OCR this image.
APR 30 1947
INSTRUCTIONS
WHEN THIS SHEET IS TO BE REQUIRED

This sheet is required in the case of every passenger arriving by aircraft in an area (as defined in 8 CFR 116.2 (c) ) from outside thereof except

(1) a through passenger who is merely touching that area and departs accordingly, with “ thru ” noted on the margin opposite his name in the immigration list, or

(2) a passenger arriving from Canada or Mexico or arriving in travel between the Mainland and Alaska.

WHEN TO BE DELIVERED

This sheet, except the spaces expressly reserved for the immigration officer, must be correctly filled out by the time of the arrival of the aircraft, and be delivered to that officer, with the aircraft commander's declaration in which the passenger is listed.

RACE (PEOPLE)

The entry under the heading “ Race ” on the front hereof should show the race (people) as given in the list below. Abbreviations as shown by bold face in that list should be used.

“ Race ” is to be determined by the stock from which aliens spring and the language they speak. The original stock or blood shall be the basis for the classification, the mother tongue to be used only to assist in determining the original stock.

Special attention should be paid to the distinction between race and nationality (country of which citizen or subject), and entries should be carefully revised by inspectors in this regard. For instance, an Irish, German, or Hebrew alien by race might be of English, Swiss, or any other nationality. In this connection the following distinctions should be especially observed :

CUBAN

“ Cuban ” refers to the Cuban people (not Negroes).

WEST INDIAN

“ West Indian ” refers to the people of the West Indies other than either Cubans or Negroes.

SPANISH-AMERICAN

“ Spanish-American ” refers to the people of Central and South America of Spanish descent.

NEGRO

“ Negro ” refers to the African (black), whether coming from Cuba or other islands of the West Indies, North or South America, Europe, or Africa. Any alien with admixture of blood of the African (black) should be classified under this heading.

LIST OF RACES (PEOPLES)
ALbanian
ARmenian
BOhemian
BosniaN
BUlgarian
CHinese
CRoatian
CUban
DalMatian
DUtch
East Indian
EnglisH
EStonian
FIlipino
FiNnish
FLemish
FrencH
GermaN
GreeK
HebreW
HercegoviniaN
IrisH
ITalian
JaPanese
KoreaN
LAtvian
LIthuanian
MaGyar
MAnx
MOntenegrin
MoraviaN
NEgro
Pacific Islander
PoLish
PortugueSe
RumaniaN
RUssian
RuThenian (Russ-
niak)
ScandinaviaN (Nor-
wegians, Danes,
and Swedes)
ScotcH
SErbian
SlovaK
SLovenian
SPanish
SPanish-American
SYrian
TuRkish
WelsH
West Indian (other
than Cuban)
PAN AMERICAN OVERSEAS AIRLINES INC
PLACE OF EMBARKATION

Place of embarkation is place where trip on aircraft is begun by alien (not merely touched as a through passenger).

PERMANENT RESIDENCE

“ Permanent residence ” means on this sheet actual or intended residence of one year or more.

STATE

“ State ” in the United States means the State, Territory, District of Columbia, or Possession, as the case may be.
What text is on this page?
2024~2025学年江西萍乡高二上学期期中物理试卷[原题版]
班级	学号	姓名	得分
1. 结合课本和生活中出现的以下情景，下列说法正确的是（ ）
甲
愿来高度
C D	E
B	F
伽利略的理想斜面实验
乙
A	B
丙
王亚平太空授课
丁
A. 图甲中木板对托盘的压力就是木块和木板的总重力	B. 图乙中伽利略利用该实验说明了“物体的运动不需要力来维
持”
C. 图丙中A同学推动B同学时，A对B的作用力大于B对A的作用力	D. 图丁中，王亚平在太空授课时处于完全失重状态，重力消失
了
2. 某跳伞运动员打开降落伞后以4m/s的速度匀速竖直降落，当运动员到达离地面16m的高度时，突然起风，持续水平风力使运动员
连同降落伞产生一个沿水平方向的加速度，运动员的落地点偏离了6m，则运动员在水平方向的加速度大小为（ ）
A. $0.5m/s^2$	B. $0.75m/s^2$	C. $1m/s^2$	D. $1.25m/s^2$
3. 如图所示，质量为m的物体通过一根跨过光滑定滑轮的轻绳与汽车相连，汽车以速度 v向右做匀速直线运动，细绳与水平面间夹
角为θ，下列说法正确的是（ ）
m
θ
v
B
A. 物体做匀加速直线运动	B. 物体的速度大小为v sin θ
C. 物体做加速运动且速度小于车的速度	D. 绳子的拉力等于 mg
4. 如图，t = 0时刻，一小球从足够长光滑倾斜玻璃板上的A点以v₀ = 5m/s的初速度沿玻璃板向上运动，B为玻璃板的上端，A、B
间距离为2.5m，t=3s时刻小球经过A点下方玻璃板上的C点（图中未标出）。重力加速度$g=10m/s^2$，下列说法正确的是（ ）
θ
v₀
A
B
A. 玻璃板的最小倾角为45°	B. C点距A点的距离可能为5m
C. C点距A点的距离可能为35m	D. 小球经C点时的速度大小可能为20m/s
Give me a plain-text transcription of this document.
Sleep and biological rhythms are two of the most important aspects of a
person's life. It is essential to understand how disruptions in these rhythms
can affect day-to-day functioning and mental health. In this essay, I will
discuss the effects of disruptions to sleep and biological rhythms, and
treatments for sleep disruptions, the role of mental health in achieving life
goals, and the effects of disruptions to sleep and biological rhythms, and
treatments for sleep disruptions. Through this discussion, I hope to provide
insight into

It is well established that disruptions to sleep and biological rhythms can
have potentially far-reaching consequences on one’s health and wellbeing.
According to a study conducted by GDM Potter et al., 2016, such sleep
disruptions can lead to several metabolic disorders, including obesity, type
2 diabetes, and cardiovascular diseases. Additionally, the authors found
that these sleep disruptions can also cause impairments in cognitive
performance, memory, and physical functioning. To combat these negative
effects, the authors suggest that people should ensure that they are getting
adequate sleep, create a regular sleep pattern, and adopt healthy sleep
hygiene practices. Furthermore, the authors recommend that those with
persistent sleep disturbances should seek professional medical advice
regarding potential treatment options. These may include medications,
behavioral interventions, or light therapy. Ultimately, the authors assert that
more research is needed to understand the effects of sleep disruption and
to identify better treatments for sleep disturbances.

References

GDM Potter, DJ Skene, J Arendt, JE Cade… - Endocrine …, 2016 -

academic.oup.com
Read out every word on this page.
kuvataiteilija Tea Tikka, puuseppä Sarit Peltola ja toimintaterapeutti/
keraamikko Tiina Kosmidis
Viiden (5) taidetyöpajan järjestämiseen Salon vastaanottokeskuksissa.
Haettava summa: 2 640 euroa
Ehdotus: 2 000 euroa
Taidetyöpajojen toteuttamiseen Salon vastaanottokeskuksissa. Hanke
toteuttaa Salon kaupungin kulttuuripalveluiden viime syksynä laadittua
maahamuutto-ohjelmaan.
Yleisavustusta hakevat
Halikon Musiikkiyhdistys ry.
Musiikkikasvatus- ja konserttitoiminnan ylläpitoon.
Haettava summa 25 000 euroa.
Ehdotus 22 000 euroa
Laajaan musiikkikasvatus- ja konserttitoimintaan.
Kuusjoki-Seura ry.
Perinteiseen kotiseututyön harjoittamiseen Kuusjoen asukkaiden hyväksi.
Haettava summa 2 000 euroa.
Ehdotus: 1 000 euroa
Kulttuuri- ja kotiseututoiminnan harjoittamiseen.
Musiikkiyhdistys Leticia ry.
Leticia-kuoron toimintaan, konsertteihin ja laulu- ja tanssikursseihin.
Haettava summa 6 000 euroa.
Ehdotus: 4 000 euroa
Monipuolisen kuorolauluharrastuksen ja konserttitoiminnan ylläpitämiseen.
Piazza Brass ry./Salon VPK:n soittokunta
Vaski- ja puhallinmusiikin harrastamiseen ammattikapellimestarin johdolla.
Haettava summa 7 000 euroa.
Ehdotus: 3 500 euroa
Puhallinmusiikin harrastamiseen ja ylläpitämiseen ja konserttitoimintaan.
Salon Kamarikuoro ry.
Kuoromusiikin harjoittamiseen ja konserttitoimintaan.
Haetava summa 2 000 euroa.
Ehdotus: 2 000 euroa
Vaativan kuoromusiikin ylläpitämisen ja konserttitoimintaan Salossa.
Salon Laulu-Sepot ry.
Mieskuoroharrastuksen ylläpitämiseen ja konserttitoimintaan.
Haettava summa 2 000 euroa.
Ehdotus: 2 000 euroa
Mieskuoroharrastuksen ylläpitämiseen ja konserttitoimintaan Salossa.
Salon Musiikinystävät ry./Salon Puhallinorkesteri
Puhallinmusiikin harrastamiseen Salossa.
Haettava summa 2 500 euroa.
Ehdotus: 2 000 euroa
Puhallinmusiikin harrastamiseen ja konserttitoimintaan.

#####

Written task: Identify all lines where the word "they" shows up. Copy them.

Output below:
“ Race ” is to be determined by the stock from which aliens spring and the language they speak. The original stock or blood shall be the basis for the classification, the mother tongue to be used only to assist in determining the original stock.
effects, the authors suggest that people should ensure that they are getting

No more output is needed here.